Records of where elements appear:
□ □ □ □ □ □ □

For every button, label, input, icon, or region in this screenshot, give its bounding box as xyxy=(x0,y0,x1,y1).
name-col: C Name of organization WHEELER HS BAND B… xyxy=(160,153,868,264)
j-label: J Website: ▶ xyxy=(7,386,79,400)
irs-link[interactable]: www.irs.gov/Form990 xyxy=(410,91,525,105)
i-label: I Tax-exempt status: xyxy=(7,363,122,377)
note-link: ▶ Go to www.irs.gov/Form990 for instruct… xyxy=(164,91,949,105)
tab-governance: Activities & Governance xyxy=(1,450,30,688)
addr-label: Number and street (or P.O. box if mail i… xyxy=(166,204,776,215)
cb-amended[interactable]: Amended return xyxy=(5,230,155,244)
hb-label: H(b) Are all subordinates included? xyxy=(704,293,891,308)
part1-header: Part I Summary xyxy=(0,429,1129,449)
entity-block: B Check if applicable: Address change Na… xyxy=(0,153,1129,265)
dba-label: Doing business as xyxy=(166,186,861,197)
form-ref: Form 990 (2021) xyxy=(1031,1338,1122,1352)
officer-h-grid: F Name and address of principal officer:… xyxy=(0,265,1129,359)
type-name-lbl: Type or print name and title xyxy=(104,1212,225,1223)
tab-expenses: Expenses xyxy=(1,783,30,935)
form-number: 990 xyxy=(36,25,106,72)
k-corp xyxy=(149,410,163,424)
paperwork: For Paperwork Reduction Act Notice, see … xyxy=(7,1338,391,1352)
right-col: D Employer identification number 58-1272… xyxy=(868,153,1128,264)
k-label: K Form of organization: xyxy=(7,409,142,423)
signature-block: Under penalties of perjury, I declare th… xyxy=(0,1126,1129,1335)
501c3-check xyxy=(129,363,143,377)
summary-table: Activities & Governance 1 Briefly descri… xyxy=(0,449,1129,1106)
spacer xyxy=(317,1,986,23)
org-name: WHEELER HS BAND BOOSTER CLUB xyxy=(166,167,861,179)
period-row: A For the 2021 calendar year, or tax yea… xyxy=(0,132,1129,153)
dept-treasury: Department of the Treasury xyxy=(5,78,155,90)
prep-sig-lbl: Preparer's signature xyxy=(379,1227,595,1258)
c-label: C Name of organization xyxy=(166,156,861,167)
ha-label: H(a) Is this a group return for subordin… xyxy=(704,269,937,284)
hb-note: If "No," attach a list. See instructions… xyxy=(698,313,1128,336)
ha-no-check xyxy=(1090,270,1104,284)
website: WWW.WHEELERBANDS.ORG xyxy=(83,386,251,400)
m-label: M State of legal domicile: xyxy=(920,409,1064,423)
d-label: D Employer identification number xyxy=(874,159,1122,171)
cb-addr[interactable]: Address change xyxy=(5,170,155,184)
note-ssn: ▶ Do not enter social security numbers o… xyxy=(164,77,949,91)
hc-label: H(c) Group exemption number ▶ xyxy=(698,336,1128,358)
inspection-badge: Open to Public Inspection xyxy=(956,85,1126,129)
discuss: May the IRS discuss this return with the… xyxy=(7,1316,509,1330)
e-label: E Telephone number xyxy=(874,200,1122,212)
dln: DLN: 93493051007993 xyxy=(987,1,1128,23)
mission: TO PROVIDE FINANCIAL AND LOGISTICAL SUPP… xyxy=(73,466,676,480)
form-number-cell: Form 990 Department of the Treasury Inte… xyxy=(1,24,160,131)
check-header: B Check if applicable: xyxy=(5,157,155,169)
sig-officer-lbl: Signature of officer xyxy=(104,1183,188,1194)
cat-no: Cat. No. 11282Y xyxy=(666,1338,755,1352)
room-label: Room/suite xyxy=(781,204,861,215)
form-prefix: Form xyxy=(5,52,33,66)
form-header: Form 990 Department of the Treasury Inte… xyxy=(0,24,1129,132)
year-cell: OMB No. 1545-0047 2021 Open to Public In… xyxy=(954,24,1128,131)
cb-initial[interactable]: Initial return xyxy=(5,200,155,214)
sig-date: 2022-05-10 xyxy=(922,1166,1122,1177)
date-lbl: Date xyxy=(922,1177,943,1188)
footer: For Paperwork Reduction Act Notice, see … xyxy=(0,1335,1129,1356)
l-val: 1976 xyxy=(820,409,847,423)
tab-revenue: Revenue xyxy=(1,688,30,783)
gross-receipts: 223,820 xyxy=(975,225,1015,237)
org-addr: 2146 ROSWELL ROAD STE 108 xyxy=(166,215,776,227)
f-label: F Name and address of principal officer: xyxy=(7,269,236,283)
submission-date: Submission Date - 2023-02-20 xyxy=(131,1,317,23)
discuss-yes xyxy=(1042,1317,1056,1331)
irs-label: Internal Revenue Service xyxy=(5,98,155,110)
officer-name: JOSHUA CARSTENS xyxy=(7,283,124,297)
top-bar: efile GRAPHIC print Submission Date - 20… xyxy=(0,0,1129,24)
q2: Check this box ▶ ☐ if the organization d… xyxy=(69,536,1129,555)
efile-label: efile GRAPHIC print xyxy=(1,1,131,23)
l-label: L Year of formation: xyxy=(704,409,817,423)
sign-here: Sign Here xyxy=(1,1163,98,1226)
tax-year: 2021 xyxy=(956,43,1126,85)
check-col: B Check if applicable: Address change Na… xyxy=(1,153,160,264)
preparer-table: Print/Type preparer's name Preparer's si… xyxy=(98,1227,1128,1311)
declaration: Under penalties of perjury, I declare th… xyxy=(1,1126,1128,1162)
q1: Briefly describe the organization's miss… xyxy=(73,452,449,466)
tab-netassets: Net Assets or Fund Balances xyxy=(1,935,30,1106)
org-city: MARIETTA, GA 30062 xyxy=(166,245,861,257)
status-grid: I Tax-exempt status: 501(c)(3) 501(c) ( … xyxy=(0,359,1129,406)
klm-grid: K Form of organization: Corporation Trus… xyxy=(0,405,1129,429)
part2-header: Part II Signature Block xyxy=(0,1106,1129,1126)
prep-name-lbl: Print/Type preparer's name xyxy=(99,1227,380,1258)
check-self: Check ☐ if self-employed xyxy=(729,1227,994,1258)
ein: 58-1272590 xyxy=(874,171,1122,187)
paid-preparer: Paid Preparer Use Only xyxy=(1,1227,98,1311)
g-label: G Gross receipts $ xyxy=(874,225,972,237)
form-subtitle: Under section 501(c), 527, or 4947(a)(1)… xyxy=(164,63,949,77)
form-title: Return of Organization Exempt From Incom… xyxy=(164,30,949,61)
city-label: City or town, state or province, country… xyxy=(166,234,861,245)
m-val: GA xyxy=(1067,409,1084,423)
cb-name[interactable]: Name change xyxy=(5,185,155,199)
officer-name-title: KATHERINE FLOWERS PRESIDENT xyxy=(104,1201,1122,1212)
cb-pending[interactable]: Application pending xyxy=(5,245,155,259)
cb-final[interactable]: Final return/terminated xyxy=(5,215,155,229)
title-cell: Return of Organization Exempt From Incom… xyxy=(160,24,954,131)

□ □ □ □ □ □ □

Output every line of the records above as a Markdown table with the columns Row and Line. Number each row and omit blank lines.

SOLUTION TO THIS TASK:
| Row | Line |
|---|---|
| 1 | For every button, label, input, icon, or region in this screenshot, give its bounding box as xyxy=(x0,y0,x1,y1). |
| 2 | name-col: C Name of organization WHEELER HS BAND B… xyxy=(160,153,868,264) |
| 3 | j-label: J Website: ▶ xyxy=(7,386,79,400) |
| 4 | irs-link[interactable]: www.irs.gov/Form990 xyxy=(410,91,525,105) |
| 5 | i-label: I Tax-exempt status: xyxy=(7,363,122,377) |
| 6 | note-link: ▶ Go to www.irs.gov/Form990 for instruct… xyxy=(164,91,949,105) |
| 7 | tab-governance: Activities & Governance xyxy=(1,450,30,688) |
| 8 | addr-label: Number and street (or P.O. box if mail i… xyxy=(166,204,776,215) |
| 9 | cb-amended[interactable]: Amended return xyxy=(5,230,155,244) |
| 10 | hb-label: H(b) Are all subordinates included? xyxy=(704,293,891,308) |
| 11 | part1-header: Part I Summary xyxy=(0,429,1129,449) |
| 12 | entity-block: B Check if applicable: Address change Na… xyxy=(0,153,1129,265) |
| 13 | dba-label: Doing business as xyxy=(166,186,861,197) |
| 14 | form-ref: Form 990 (2021) xyxy=(1031,1338,1122,1352) |
| 15 | officer-h-grid: F Name and address of principal officer:… xyxy=(0,265,1129,359) |
| 16 | type-name-lbl: Type or print name and title xyxy=(104,1212,225,1223) |
| 17 | tab-expenses: Expenses xyxy=(1,783,30,935) |
| 18 | form-number: 990 xyxy=(36,25,106,72) |
| 19 | k-corp xyxy=(149,410,163,424) |
| 20 | paperwork: For Paperwork Reduction Act Notice, see … xyxy=(7,1338,391,1352) |
| 21 | right-col: D Employer identification number 58-1272… xyxy=(868,153,1128,264) |
| 22 | k-label: K Form of organization: xyxy=(7,409,142,423) |
| 23 | signature-block: Under penalties of perjury, I declare th… xyxy=(0,1126,1129,1335) |
| 24 | 501c3-check xyxy=(129,363,143,377) |
| 25 | summary-table: Activities & Governance 1 Briefly descri… xyxy=(0,449,1129,1106) |
| 26 | spacer xyxy=(317,1,986,23) |
| 27 | org-name: WHEELER HS BAND BOOSTER CLUB xyxy=(166,167,861,179) |
| 28 | period-row: A For the 2021 calendar year, or tax yea… xyxy=(0,132,1129,153) |
| 29 | dept-treasury: Department of the Treasury xyxy=(5,78,155,90) |
| 30 | prep-sig-lbl: Preparer's signature xyxy=(379,1227,595,1258) |
| 31 | c-label: C Name of organization xyxy=(166,156,861,167) |
| 32 | ha-label: H(a) Is this a group return for subordin… xyxy=(704,269,937,284) |
| 33 | hb-note: If "No," attach a list. See instructions… xyxy=(698,313,1128,336) |
| 34 | ha-no-check xyxy=(1090,270,1104,284) |
| 35 | website: WWW.WHEELERBANDS.ORG xyxy=(83,386,251,400) |
| 36 | m-label: M State of legal domicile: xyxy=(920,409,1064,423) |
| 37 | d-label: D Employer identification number xyxy=(874,159,1122,171) |
| 38 | cb-addr[interactable]: Address change xyxy=(5,170,155,184) |
| 39 | note-ssn: ▶ Do not enter social security numbers o… xyxy=(164,77,949,91) |
| 40 | hc-label: H(c) Group exemption number ▶ xyxy=(698,336,1128,358) |
| 41 | inspection-badge: Open to Public Inspection xyxy=(956,85,1126,129) |
| 42 | discuss: May the IRS discuss this return with the… xyxy=(7,1316,509,1330) |
| 43 | e-label: E Telephone number xyxy=(874,200,1122,212) |
| 44 | dln: DLN: 93493051007993 xyxy=(987,1,1128,23) |
| 45 | mission: TO PROVIDE FINANCIAL AND LOGISTICAL SUPP… xyxy=(73,466,676,480) |
| 46 | form-number-cell: Form 990 Department of the Treasury Inte… xyxy=(1,24,160,131) |
| 47 | check-header: B Check if applicable: xyxy=(5,157,155,169) |
| 48 | sig-officer-lbl: Signature of officer xyxy=(104,1183,188,1194) |
| 49 | cat-no: Cat. No. 11282Y xyxy=(666,1338,755,1352) |
| 50 | room-label: Room/suite xyxy=(781,204,861,215) |
| 51 | form-prefix: Form xyxy=(5,52,33,66) |
| 52 | form-header: Form 990 Department of the Treasury Inte… xyxy=(0,24,1129,132) |
| 53 | year-cell: OMB No. 1545-0047 2021 Open to Public In… xyxy=(954,24,1128,131) |
| 54 | cb-initial[interactable]: Initial return xyxy=(5,200,155,214) |
| 55 | sig-date: 2022-05-10 xyxy=(922,1166,1122,1177) |
| 56 | date-lbl: Date xyxy=(922,1177,943,1188) |
| 57 | footer: For Paperwork Reduction Act Notice, see … xyxy=(0,1335,1129,1356) |
| 58 | l-val: 1976 xyxy=(820,409,847,423) |
| 59 | tab-revenue: Revenue xyxy=(1,688,30,783) |
| 60 | gross-receipts: 223,820 xyxy=(975,225,1015,237) |
| 61 | org-addr: 2146 ROSWELL ROAD STE 108 xyxy=(166,215,776,227) |
| 62 | f-label: F Name and address of principal officer: xyxy=(7,269,236,283) |
| 63 | submission-date: Submission Date - 2023-02-20 xyxy=(131,1,317,23) |
| 64 | discuss-yes xyxy=(1042,1317,1056,1331) |
| 65 | irs-label: Internal Revenue Service xyxy=(5,98,155,110) |
| 66 | officer-name: JOSHUA CARSTENS xyxy=(7,283,124,297) |
| 67 | top-bar: efile GRAPHIC print Submission Date - 20… xyxy=(0,0,1129,24) |
| 68 | q2: Check this box ▶ ☐ if the organization d… xyxy=(69,536,1129,555) |
| 69 | efile-label: efile GRAPHIC print xyxy=(1,1,131,23) |
| 70 | l-label: L Year of formation: xyxy=(704,409,817,423) |
| 71 | sign-here: Sign Here xyxy=(1,1163,98,1226) |
| 72 | tax-year: 2021 xyxy=(956,43,1126,85) |
| 73 | check-col: B Check if applicable: Address change Na… xyxy=(1,153,160,264) |
| 74 | preparer-table: Print/Type preparer's name Preparer's si… xyxy=(98,1227,1128,1311) |
| 75 | declaration: Under penalties of perjury, I declare th… xyxy=(1,1126,1128,1162) |
| 76 | q1: Briefly describe the organization's miss… xyxy=(73,452,449,466) |
| 77 | tab-netassets: Net Assets or Fund Balances xyxy=(1,935,30,1106) |
| 78 | org-city: MARIETTA, GA 30062 xyxy=(166,245,861,257) |
| 79 | status-grid: I Tax-exempt status: 501(c)(3) 501(c) ( … xyxy=(0,359,1129,406) |
| 80 | klm-grid: K Form of organization: Corporation Trus… xyxy=(0,405,1129,429) |
| 81 | part2-header: Part II Signature Block xyxy=(0,1106,1129,1126) |
| 82 | prep-name-lbl: Print/Type preparer's name xyxy=(99,1227,380,1258) |
| 83 | check-self: Check ☐ if self-employed xyxy=(729,1227,994,1258) |
| 84 | ein: 58-1272590 xyxy=(874,171,1122,187) |
| 85 | paid-preparer: Paid Preparer Use Only xyxy=(1,1227,98,1311) |
| 86 | g-label: G Gross receipts $ xyxy=(874,225,972,237) |
| 87 | form-subtitle: Under section 501(c), 527, or 4947(a)(1)… xyxy=(164,63,949,77) |
| 88 | form-title: Return of Organization Exempt From Incom… xyxy=(164,30,949,61) |
| 89 | city-label: City or town, state or province, country… xyxy=(166,234,861,245) |
| 90 | m-val: GA xyxy=(1067,409,1084,423) |
| 91 | cb-name[interactable]: Name change xyxy=(5,185,155,199) |
| 92 | officer-name-title: KATHERINE FLOWERS PRESIDENT xyxy=(104,1201,1122,1212) |
| 93 | cb-pending[interactable]: Application pending xyxy=(5,245,155,259) |
| 94 | cb-final[interactable]: Final return/terminated xyxy=(5,215,155,229) |
| 95 | title-cell: Return of Organization Exempt From Incom… xyxy=(160,24,954,131) |